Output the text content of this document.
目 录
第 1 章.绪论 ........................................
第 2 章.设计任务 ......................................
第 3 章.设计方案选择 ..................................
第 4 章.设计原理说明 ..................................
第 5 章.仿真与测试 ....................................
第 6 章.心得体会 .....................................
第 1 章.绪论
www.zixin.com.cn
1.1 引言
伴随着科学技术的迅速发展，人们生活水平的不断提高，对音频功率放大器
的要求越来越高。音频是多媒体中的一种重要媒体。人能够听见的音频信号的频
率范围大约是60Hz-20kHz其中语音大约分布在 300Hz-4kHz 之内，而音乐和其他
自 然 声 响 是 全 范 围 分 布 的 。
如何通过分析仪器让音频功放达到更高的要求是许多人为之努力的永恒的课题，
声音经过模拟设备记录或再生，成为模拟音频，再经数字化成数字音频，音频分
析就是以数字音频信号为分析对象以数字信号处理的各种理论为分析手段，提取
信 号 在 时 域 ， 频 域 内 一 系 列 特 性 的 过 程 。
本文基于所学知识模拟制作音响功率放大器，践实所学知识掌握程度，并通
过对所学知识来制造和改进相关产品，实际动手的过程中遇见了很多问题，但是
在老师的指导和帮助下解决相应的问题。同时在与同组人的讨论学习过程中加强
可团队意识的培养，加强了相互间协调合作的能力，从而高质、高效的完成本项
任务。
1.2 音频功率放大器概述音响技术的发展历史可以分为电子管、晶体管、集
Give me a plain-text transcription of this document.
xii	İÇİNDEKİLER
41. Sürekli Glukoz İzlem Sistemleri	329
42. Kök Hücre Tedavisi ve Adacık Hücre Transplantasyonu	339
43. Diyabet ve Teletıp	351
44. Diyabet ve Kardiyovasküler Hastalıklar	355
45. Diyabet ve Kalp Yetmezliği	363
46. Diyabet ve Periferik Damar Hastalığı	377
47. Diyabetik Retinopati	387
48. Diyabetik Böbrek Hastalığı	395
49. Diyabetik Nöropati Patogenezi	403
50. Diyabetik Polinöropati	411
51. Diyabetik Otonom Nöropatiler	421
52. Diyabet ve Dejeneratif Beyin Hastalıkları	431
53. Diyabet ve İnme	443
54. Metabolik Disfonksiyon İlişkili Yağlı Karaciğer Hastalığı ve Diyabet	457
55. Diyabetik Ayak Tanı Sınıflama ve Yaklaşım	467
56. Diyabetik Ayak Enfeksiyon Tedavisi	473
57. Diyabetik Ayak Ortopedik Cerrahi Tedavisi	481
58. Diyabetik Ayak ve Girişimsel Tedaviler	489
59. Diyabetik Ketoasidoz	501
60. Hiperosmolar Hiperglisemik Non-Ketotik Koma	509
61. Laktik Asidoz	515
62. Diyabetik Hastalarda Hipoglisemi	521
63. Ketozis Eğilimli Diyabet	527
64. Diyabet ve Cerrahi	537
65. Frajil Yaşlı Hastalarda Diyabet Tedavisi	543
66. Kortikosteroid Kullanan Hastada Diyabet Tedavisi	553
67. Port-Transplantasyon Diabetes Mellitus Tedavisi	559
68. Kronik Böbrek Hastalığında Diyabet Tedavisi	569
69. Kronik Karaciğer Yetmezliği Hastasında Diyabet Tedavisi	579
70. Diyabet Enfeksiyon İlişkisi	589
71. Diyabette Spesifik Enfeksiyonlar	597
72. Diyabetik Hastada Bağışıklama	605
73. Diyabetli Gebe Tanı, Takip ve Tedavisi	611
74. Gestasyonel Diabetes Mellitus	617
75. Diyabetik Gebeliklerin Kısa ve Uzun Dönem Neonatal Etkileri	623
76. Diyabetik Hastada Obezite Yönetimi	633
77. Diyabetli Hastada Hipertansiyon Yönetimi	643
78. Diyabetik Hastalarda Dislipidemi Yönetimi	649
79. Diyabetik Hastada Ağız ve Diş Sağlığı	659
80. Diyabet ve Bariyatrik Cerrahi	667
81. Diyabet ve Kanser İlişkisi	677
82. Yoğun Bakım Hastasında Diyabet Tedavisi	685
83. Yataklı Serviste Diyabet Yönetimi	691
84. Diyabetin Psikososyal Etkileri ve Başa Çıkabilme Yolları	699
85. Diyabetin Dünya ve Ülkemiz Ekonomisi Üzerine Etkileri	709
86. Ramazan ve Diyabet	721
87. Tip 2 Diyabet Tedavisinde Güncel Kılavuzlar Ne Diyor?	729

____

Gather every line from the entries above where the word "Karaciğer" appears, and copy them.

(RESULT FOR THIS EXERCISE):
54. Metabolik Disfonksiyon İlişkili Yağlı Karaciğer Hastalığı ve Diyabet	457
69. Kronik Karaciğer Yetmezliği Hastasında Diyabet Tedavisi	579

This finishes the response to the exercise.